Written exercise> Print the data exactly as it is given, please.

Data supplied>
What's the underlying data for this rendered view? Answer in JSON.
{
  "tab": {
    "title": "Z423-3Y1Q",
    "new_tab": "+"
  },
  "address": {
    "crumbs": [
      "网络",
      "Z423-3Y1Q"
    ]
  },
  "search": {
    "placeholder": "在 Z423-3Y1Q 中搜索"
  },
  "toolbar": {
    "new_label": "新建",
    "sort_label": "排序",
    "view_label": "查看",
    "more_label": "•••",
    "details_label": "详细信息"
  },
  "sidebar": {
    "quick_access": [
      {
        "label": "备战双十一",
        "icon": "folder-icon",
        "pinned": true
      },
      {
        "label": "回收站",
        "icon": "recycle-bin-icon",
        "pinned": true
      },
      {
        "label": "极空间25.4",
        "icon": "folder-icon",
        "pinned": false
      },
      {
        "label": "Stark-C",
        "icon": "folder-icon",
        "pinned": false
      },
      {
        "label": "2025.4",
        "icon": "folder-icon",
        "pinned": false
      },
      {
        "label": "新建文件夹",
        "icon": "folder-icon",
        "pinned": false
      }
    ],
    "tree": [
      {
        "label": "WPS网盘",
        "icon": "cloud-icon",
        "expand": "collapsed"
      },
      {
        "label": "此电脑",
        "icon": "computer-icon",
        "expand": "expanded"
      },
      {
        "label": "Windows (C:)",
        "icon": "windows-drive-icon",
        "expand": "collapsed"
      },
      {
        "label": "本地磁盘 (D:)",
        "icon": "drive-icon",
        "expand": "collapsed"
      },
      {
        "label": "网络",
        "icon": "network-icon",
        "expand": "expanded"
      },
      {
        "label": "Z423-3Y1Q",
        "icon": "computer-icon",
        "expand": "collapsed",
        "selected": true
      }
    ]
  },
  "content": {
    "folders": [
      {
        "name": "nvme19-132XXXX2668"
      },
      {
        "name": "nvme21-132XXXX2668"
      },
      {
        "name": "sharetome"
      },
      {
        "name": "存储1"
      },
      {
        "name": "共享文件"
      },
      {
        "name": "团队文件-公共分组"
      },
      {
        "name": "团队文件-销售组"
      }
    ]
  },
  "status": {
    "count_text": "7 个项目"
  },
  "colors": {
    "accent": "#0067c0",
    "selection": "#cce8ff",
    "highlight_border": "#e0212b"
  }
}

Final result>
What's the underlying data for this rendered view? Answer in JSON.
{
  "tab": {
    "title": "Z423-3Y1Q",
    "new_tab": "+"
  },
  "address": {
    "crumbs": [
      "网络",
      "Z423-3Y1Q"
    ]
  },
  "search": {
    "placeholder": "在 Z423-3Y1Q 中搜索"
  },
  "toolbar": {
    "new_label": "新建",
    "sort_label": "排序",
    "view_label": "查看",
    "more_label": "•••",
    "details_label": "详细信息"
  },
  "sidebar": {
    "quick_access": [
      {
        "label": "备战双十一",
        "icon": "folder-icon",
        "pinned": true
      },
      {
        "label": "回收站",
        "icon": "recycle-bin-icon",
        "pinned": true
      },
      {
        "label": "极空间25.4",
        "icon": "folder-icon",
        "pinned": false
      },
      {
        "label": "Stark-C",
        "icon": "folder-icon",
        "pinned": false
      },
      {
        "label": "2025.4",
        "icon": "folder-icon",
        "pinned": false
      },
      {
        "label": "新建文件夹",
        "icon": "folder-icon",
        "pinned": false
      }
    ],
    "tree": [
      {
        "label": "WPS网盘",
        "icon": "cloud-icon",
        "expand": "collapsed"
      },
      {
        "label": "此电脑",
        "icon": "computer-icon",
        "expand": "expanded"
      },
      {
        "label": "Windows (C:)",
        "icon": "windows-drive-icon",
        "expand": "collapsed"
      },
      {
        "label": "本地磁盘 (D:)",
        "icon": "drive-icon",
        "expand": "collapsed"
      },
      {
        "label": "网络",
        "icon": "network-icon",
        "expand": "expanded"
      },
      {
        "label": "Z423-3Y1Q",
        "icon": "computer-icon",
        "expand": "collapsed",
        "selected": true
      }
    ]
  },
  "content": {
    "folders": [
      {
        "name": "nvme19-132XXXX2668"
      },
      {
        "name": "nvme21-132XXXX2668"
      },
      {
        "name": "sharetome"
      },
      {
        "name": "存储1"
      },
      {
        "name": "共享文件"
      },
      {
        "name": "团队文件-公共分组"
      },
      {
        "name": "团队文件-销售组"
      }
    ]
  },
  "status": {
    "count_text": "7 个项目"
  },
  "colors": {
    "accent": "#0067c0",
    "selection": "#cce8ff",
    "highlight_border": "#e0212b"
  }
}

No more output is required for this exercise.